Entries from a dataset -
::::::::::
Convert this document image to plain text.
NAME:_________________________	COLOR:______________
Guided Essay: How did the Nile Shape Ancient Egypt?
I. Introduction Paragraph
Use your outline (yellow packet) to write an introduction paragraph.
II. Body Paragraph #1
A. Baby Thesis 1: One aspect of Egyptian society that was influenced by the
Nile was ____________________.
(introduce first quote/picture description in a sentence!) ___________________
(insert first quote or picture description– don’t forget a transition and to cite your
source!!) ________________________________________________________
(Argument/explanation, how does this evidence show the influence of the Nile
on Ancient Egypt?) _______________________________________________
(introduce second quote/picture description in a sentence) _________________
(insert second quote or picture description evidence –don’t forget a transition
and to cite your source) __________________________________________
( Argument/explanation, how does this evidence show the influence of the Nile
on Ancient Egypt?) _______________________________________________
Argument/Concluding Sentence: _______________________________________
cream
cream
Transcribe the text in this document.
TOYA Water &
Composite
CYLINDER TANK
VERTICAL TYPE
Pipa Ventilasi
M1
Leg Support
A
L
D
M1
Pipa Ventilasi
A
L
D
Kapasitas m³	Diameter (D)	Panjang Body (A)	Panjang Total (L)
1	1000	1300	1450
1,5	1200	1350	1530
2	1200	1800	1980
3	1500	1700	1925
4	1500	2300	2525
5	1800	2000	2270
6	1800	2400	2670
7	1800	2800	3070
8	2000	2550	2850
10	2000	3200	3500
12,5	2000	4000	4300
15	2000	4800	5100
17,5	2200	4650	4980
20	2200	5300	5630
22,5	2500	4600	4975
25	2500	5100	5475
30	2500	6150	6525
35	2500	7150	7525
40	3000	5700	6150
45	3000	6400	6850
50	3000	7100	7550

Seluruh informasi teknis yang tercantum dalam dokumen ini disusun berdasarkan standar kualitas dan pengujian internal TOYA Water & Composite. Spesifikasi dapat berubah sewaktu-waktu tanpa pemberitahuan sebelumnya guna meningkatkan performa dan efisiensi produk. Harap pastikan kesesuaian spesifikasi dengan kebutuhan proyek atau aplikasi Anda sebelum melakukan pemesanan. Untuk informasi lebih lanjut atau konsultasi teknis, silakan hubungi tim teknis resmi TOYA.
::::::::::
Exactly as written, please output every entry.

Convert this document image to plain text.
NAME:_________________________	COLOR:______________
Guided Essay: How did the Nile Shape Ancient Egypt?
I. Introduction Paragraph
Use your outline (yellow packet) to write an introduction paragraph.
II. Body Paragraph #1
A. Baby Thesis 1: One aspect of Egyptian society that was influenced by the
Nile was ____________________.
(introduce first quote/picture description in a sentence!) ___________________
(insert first quote or picture description– don’t forget a transition and to cite your
source!!) ________________________________________________________
(Argument/explanation, how does this evidence show the influence of the Nile
on Ancient Egypt?) _______________________________________________
(introduce second quote/picture description in a sentence) _________________
(insert second quote or picture description evidence –don’t forget a transition
and to cite your source) __________________________________________
( Argument/explanation, how does this evidence show the influence of the Nile
on Ancient Egypt?) _______________________________________________
Argument/Concluding Sentence: _______________________________________
cream
cream
Transcribe the text in this document.
TOYA Water &
Composite
CYLINDER TANK
VERTICAL TYPE
Pipa Ventilasi
M1
Leg Support
A
L
D
M1
Pipa Ventilasi
A
L
D
Kapasitas m³	Diameter (D)	Panjang Body (A)	Panjang Total (L)
1	1000	1300	1450
1,5	1200	1350	1530
2	1200	1800	1980
3	1500	1700	1925
4	1500	2300	2525
5	1800	2000	2270
6	1800	2400	2670
7	1800	2800	3070
8	2000	2550	2850
10	2000	3200	3500
12,5	2000	4000	4300
15	2000	4800	5100
17,5	2200	4650	4980
20	2200	5300	5630
22,5	2500	4600	4975
25	2500	5100	5475
30	2500	6150	6525
35	2500	7150	7525
40	3000	5700	6150
45	3000	6400	6850
50	3000	7100	7550

Seluruh informasi teknis yang tercantum dalam dokumen ini disusun berdasarkan standar kualitas dan pengujian internal TOYA Water & Composite. Spesifikasi dapat berubah sewaktu-waktu tanpa pemberitahuan sebelumnya guna meningkatkan performa dan efisiensi produk. Harap pastikan kesesuaian spesifikasi dengan kebutuhan proyek atau aplikasi Anda sebelum melakukan pemesanan. Untuk informasi lebih lanjut atau konsultasi teknis, silakan hubungi tim teknis resmi TOYA.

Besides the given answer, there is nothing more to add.